• **Items from a data source**:
************
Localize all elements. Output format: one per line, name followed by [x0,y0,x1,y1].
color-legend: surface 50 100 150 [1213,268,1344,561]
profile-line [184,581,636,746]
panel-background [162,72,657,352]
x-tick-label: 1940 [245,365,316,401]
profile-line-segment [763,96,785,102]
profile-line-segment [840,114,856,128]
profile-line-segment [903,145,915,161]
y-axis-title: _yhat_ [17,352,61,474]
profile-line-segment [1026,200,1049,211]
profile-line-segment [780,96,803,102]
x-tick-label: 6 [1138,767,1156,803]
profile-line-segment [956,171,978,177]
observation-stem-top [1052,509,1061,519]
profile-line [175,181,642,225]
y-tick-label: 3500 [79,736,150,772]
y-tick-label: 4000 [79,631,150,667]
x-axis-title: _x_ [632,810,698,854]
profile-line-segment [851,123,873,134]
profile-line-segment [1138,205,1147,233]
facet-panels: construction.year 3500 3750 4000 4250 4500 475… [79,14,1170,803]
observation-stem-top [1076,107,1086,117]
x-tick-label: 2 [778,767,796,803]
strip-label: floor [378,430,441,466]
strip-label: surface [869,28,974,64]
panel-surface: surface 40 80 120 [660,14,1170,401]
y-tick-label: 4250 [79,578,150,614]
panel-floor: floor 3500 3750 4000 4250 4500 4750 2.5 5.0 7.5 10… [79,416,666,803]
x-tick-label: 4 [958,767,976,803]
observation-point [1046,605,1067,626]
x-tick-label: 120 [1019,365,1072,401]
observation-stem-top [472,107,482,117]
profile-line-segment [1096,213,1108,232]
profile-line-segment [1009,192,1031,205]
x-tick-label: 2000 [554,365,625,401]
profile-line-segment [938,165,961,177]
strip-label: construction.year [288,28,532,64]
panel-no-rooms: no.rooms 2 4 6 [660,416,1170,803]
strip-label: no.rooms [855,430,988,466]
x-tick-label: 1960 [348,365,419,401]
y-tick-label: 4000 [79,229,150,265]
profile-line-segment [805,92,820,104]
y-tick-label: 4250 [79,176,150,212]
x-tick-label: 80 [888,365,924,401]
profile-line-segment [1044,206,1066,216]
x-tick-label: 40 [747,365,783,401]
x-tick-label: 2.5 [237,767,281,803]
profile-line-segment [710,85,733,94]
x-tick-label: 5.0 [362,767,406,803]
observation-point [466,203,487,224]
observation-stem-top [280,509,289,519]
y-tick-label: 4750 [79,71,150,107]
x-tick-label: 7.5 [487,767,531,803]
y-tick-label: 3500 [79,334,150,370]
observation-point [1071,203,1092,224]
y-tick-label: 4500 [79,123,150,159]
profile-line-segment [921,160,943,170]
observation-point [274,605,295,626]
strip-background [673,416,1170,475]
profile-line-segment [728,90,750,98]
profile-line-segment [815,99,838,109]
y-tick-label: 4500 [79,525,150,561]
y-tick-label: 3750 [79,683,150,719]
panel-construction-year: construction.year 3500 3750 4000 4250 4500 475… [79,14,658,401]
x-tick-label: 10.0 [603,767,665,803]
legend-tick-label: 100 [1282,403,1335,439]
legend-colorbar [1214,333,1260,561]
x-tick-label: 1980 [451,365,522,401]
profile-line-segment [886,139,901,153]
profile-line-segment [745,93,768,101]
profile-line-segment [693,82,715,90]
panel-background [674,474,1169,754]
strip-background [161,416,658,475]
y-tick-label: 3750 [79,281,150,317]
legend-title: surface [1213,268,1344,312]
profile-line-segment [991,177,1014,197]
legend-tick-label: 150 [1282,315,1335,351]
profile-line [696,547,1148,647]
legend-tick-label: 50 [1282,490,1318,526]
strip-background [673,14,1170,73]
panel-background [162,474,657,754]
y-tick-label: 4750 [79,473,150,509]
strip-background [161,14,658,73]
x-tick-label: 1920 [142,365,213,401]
************
Write out all the items again, replacing every "strip-label" with "facet-label" and keeping everything else unchanged.

Localize all elements. Output format: one per line, name followed by [x0,y0,x1,y1].
color-legend: surface 50 100 150 [1213,268,1344,561]
profile-line [184,581,636,746]
panel-background [162,72,657,352]
x-tick-label: 1940 [245,365,316,401]
profile-line-segment [763,96,785,102]
profile-line-segment [840,114,856,128]
profile-line-segment [903,145,915,161]
y-axis-title: _yhat_ [17,352,61,474]
profile-line-segment [1026,200,1049,211]
profile-line-segment [780,96,803,102]
x-tick-label: 6 [1138,767,1156,803]
profile-line-segment [956,171,978,177]
observation-stem-top [1052,509,1061,519]
profile-line [175,181,642,225]
y-tick-label: 3500 [79,736,150,772]
y-tick-label: 4000 [79,631,150,667]
x-axis-title: _x_ [632,810,698,854]
profile-line-segment [851,123,873,134]
profile-line-segment [1138,205,1147,233]
facet-panels: construction.year 3500 3750 4000 4250 4500 475… [79,14,1170,803]
observation-stem-top [1076,107,1086,117]
x-tick-label: 2 [778,767,796,803]
facet-label: floor [378,430,441,466]
facet-label: surface [869,28,974,64]
panel-surface: surface 40 80 120 [660,14,1170,401]
y-tick-label: 4250 [79,578,150,614]
panel-floor: floor 3500 3750 4000 4250 4500 4750 2.5 5.0 7.5 10… [79,416,666,803]
x-tick-label: 4 [958,767,976,803]
observation-point [1046,605,1067,626]
x-tick-label: 120 [1019,365,1072,401]
observation-stem-top [472,107,482,117]
profile-line-segment [1096,213,1108,232]
profile-line-segment [1009,192,1031,205]
x-tick-label: 2000 [554,365,625,401]
profile-line-segment [938,165,961,177]
facet-label: construction.year [288,28,532,64]
panel-no-rooms: no.rooms 2 4 6 [660,416,1170,803]
facet-label: no.rooms [855,430,988,466]
x-tick-label: 1960 [348,365,419,401]
y-tick-label: 4000 [79,229,150,265]
profile-line-segment [805,92,820,104]
y-tick-label: 4250 [79,176,150,212]
x-tick-label: 80 [888,365,924,401]
profile-line-segment [1044,206,1066,216]
x-tick-label: 40 [747,365,783,401]
x-tick-label: 2.5 [237,767,281,803]
profile-line-segment [710,85,733,94]
x-tick-label: 5.0 [362,767,406,803]
observation-point [466,203,487,224]
observation-stem-top [280,509,289,519]
y-tick-label: 4750 [79,71,150,107]
x-tick-label: 7.5 [487,767,531,803]
y-tick-label: 3500 [79,334,150,370]
observation-point [1071,203,1092,224]
y-tick-label: 4500 [79,123,150,159]
profile-line-segment [921,160,943,170]
observation-point [274,605,295,626]
strip-background [673,416,1170,475]
profile-line-segment [728,90,750,98]
profile-line-segment [815,99,838,109]
y-tick-label: 4500 [79,525,150,561]
y-tick-label: 3750 [79,683,150,719]
panel-construction-year: construction.year 3500 3750 4000 4250 4500 475… [79,14,658,401]
x-tick-label: 10.0 [603,767,665,803]
legend-tick-label: 100 [1282,403,1335,439]
legend-colorbar [1214,333,1260,561]
x-tick-label: 1980 [451,365,522,401]
profile-line-segment [886,139,901,153]
profile-line-segment [745,93,768,101]
profile-line-segment [693,82,715,90]
panel-background [674,474,1169,754]
strip-background [161,416,658,475]
y-tick-label: 3750 [79,281,150,317]
legend-title: surface [1213,268,1344,312]
profile-line-segment [991,177,1014,197]
legend-tick-label: 150 [1282,315,1335,351]
profile-line [696,547,1148,647]
legend-tick-label: 50 [1282,490,1318,526]
strip-background [673,14,1170,73]
panel-background [162,474,657,754]
y-tick-label: 4750 [79,473,150,509]
strip-background [161,14,658,73]
x-tick-label: 1920 [142,365,213,401]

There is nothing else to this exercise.